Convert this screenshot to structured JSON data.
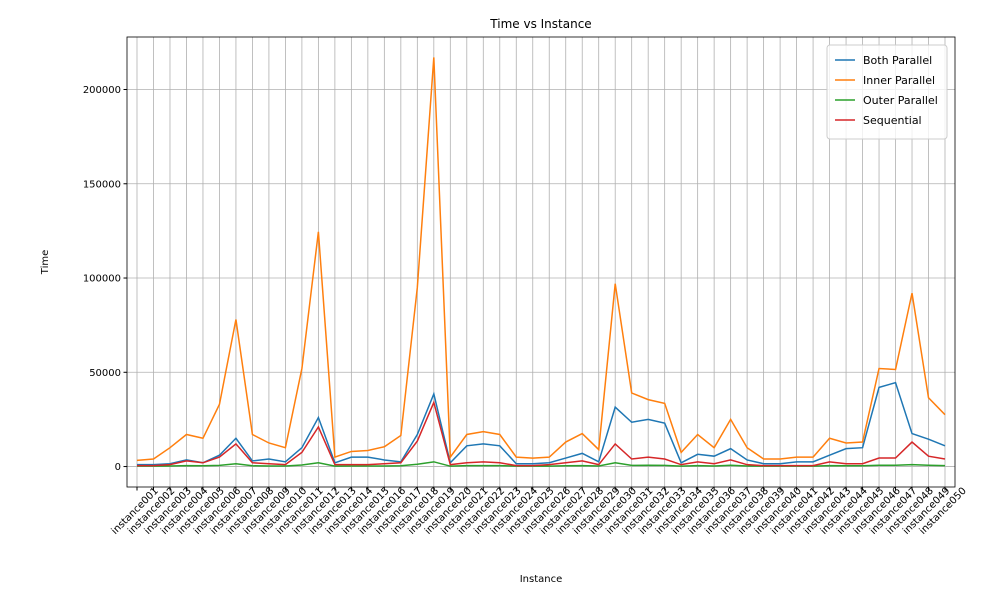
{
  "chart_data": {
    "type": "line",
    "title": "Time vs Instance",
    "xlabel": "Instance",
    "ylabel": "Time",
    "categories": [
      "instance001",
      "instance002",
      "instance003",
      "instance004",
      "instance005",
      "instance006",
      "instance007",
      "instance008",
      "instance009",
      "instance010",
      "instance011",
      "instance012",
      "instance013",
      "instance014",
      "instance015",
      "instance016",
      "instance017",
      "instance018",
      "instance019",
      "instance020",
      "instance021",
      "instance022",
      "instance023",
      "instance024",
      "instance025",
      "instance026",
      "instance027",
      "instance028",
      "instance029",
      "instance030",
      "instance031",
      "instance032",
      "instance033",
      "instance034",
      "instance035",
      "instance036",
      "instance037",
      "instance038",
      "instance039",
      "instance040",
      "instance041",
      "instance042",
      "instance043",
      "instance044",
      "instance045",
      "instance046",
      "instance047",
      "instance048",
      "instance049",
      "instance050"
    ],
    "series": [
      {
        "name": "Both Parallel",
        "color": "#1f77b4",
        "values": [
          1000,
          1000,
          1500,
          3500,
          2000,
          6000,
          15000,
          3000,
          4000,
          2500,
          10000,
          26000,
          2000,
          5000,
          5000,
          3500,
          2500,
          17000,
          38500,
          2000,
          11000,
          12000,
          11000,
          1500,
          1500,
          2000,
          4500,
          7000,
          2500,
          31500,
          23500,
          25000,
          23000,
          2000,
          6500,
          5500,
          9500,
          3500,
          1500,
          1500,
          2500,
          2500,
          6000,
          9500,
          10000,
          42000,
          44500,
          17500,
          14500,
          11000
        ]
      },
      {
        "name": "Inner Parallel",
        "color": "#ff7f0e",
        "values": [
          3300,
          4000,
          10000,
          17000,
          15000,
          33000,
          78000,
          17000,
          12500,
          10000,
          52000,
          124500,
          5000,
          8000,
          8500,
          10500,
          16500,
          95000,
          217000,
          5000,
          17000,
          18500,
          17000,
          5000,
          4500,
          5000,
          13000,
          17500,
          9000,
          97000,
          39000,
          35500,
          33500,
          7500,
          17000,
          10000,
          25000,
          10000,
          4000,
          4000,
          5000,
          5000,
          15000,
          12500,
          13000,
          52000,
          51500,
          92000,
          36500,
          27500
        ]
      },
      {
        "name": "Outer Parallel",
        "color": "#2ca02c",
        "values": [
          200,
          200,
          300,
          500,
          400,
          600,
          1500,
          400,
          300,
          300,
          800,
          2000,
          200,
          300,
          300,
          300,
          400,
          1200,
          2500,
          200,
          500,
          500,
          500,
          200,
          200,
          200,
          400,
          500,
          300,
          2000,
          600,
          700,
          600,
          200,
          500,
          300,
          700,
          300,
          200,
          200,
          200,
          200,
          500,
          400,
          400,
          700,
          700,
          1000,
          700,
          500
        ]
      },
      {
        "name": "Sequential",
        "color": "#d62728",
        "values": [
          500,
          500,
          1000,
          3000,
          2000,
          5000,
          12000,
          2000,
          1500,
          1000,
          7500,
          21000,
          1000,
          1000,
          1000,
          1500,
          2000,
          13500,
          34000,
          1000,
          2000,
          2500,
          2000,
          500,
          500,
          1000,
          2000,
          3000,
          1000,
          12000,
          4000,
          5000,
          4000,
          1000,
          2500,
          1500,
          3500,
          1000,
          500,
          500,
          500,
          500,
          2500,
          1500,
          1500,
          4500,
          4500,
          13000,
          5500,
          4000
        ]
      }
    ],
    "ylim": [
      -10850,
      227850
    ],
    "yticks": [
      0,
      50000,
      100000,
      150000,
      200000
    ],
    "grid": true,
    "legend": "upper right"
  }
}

##############################

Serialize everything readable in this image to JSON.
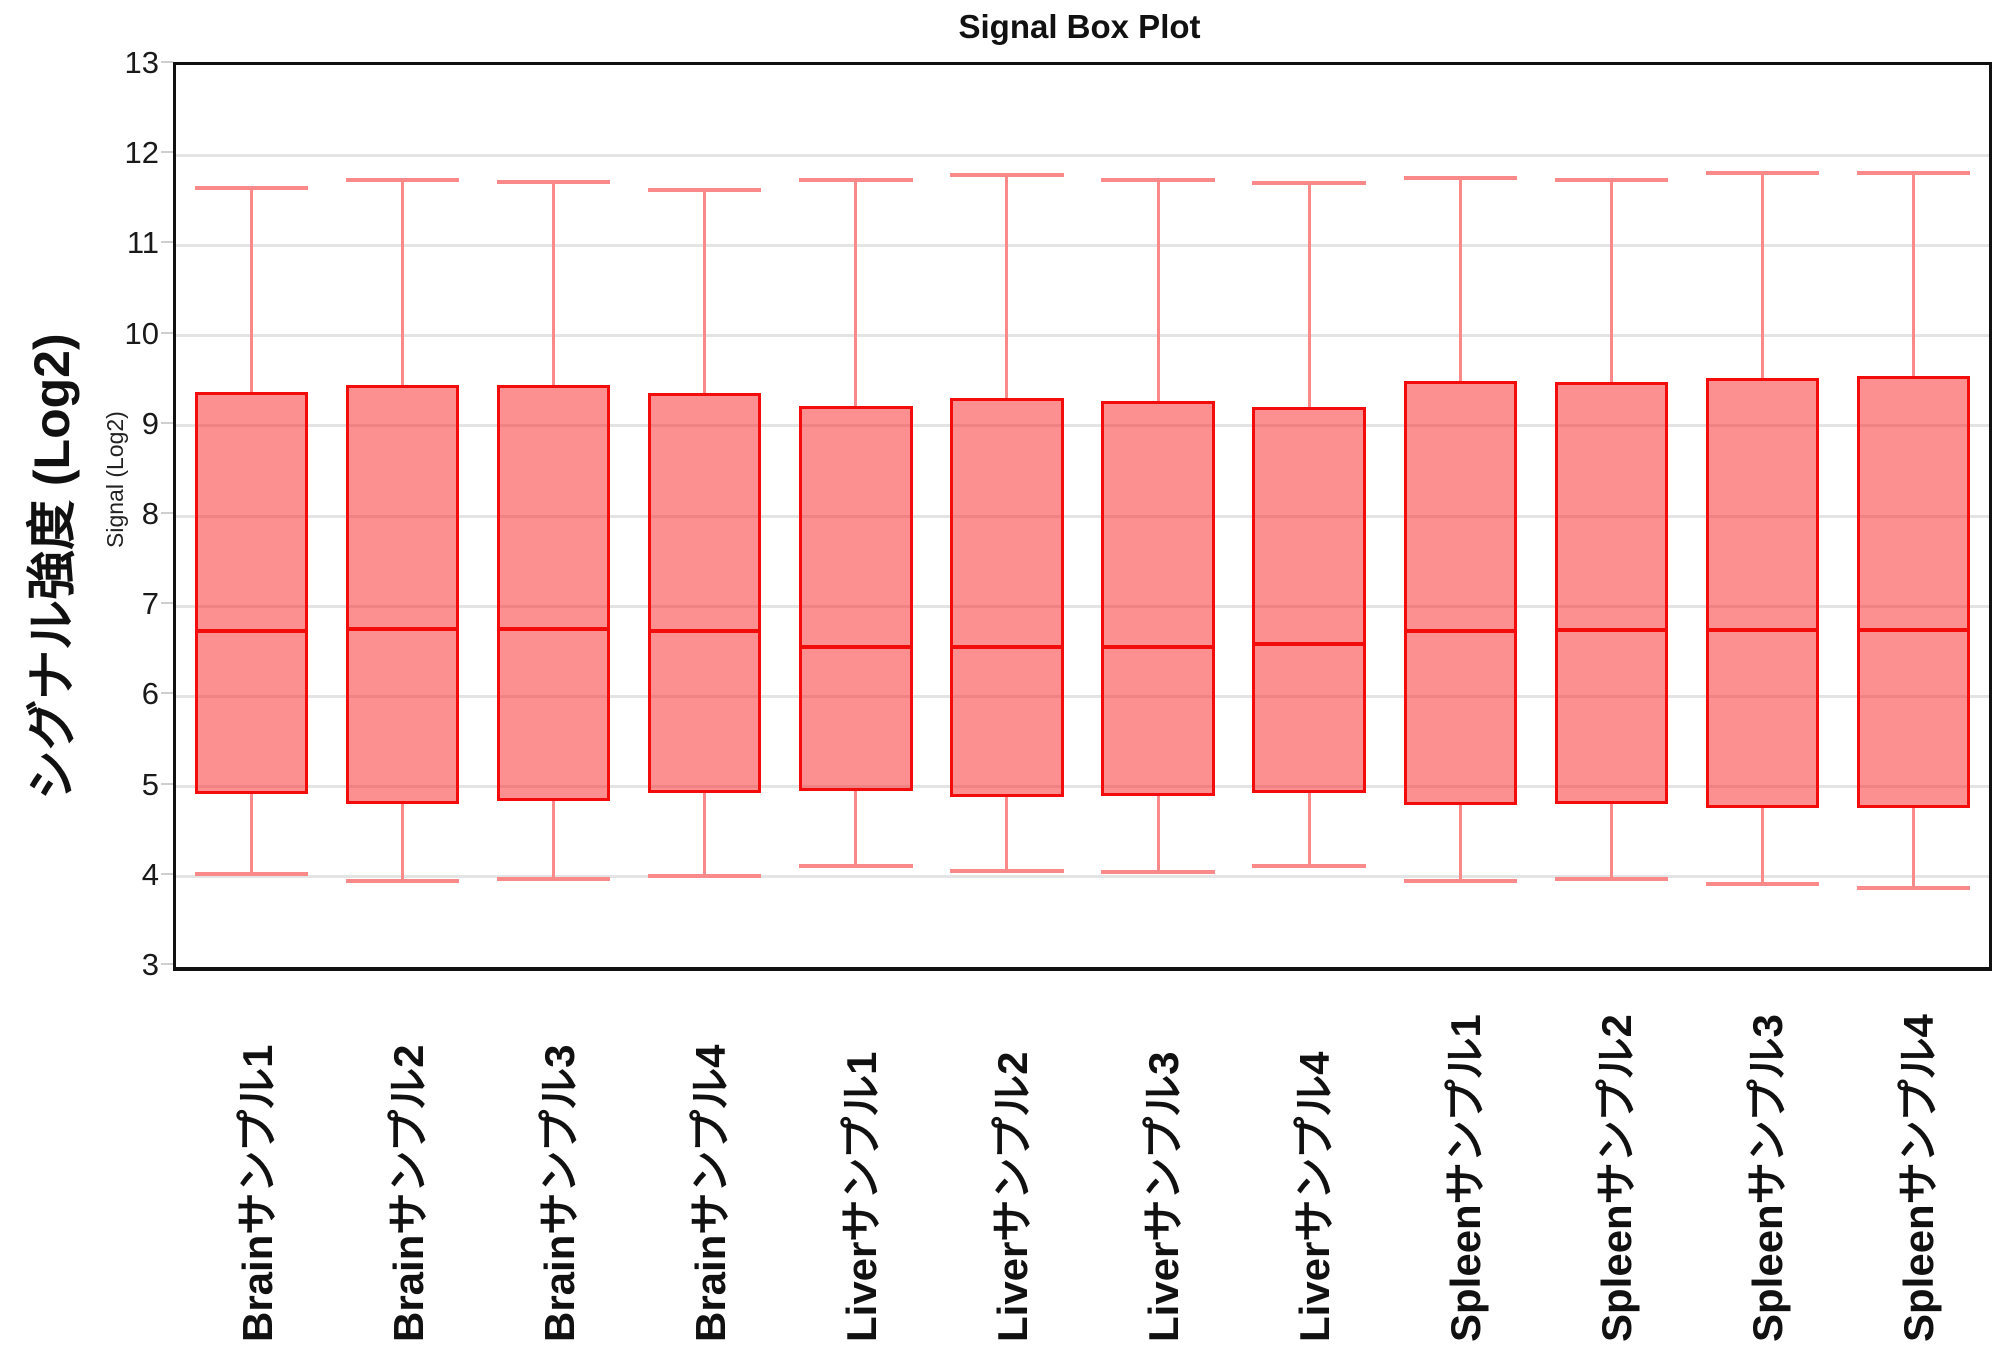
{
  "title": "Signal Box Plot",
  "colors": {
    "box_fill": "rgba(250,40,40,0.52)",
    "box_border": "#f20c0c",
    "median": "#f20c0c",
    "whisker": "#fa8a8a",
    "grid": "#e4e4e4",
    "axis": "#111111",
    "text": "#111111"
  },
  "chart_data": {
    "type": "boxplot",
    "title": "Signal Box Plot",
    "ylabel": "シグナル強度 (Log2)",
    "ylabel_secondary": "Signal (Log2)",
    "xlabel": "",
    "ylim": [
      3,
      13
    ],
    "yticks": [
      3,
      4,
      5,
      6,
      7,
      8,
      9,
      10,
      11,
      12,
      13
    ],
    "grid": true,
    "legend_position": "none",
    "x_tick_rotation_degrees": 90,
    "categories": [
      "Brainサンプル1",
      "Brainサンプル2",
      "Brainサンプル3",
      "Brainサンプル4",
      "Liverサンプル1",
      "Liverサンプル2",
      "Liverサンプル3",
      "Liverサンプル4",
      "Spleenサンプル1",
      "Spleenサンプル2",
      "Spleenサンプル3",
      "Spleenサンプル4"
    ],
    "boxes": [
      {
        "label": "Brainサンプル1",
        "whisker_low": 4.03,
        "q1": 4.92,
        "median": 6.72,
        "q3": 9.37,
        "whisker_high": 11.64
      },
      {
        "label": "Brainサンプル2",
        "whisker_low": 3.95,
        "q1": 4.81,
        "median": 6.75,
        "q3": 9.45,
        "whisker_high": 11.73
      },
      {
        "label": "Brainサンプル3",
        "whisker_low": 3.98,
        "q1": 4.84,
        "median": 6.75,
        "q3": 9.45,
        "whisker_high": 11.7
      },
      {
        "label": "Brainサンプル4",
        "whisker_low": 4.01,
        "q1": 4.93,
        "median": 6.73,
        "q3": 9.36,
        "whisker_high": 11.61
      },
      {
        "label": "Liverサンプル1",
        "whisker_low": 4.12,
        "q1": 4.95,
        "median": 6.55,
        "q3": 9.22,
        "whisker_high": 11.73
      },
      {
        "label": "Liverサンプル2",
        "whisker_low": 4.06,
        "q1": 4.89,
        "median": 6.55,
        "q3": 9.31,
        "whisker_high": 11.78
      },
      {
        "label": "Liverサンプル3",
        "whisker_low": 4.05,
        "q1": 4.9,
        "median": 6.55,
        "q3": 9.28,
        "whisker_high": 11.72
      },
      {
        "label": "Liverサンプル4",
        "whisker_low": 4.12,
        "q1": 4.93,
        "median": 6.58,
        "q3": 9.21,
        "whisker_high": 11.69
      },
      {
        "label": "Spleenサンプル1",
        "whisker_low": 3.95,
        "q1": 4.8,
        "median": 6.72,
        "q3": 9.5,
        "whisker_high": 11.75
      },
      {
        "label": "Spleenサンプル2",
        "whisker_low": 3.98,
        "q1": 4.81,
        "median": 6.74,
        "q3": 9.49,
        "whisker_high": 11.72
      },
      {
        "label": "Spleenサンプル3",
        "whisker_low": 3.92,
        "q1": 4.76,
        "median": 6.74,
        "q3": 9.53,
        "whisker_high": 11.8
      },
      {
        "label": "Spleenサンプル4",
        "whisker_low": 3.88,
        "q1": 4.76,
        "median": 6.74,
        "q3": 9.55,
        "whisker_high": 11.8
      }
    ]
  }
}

##############################

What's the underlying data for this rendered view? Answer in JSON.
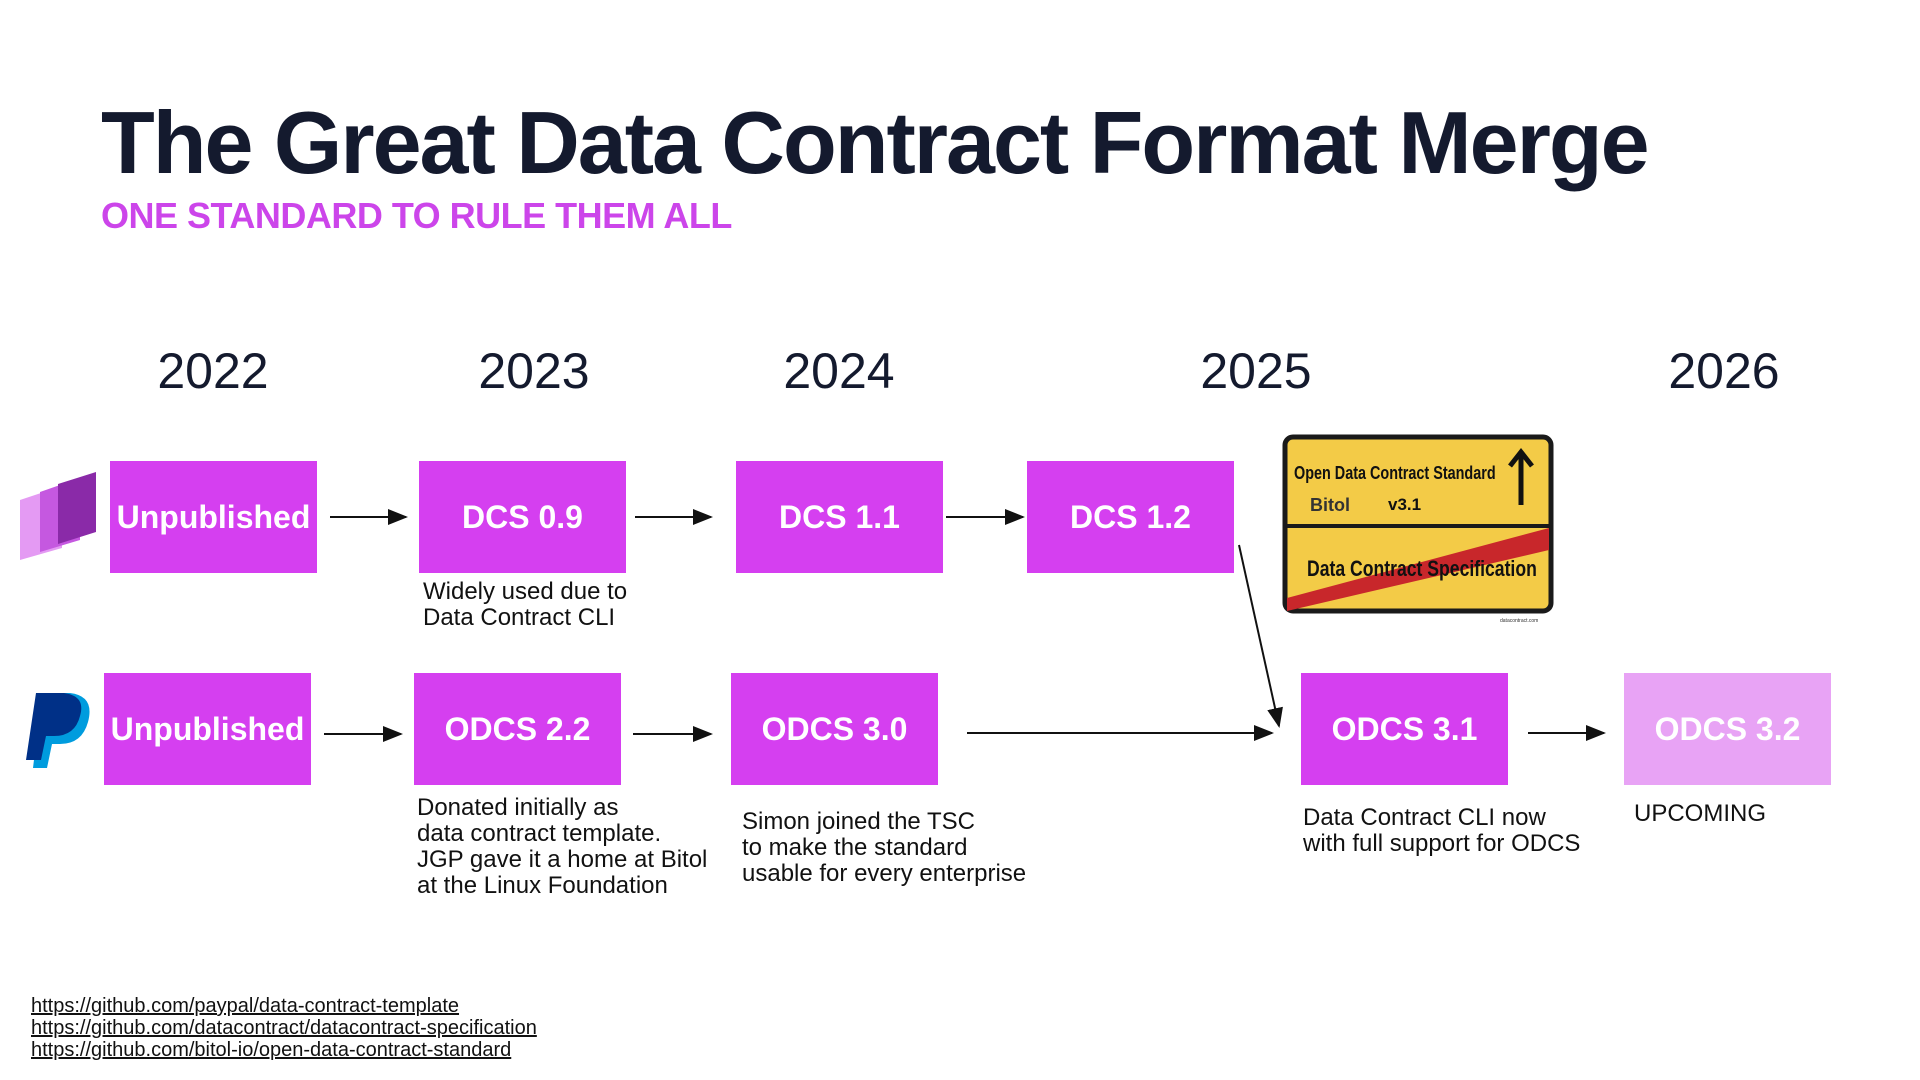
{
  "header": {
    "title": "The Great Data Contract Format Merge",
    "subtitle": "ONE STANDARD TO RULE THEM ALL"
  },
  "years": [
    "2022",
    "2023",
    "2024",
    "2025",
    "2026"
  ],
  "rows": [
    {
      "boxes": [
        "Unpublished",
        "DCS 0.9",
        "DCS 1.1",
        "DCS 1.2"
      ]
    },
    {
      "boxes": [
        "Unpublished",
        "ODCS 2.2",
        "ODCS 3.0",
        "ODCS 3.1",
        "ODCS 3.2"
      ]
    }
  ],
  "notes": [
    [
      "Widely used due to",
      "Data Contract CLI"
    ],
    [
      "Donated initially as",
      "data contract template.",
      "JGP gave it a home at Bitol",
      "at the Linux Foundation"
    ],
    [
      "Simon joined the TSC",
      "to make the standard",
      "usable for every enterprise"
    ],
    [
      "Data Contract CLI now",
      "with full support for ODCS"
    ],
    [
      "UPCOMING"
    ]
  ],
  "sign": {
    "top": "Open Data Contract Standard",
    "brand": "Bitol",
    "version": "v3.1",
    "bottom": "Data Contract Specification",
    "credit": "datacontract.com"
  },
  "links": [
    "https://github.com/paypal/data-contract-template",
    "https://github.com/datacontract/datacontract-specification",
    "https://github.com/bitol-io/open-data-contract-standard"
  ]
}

##############################

* _Written instruction_:
Report how many lines of the preceding records include "github". Output the number only.

* _Output of the task_:
3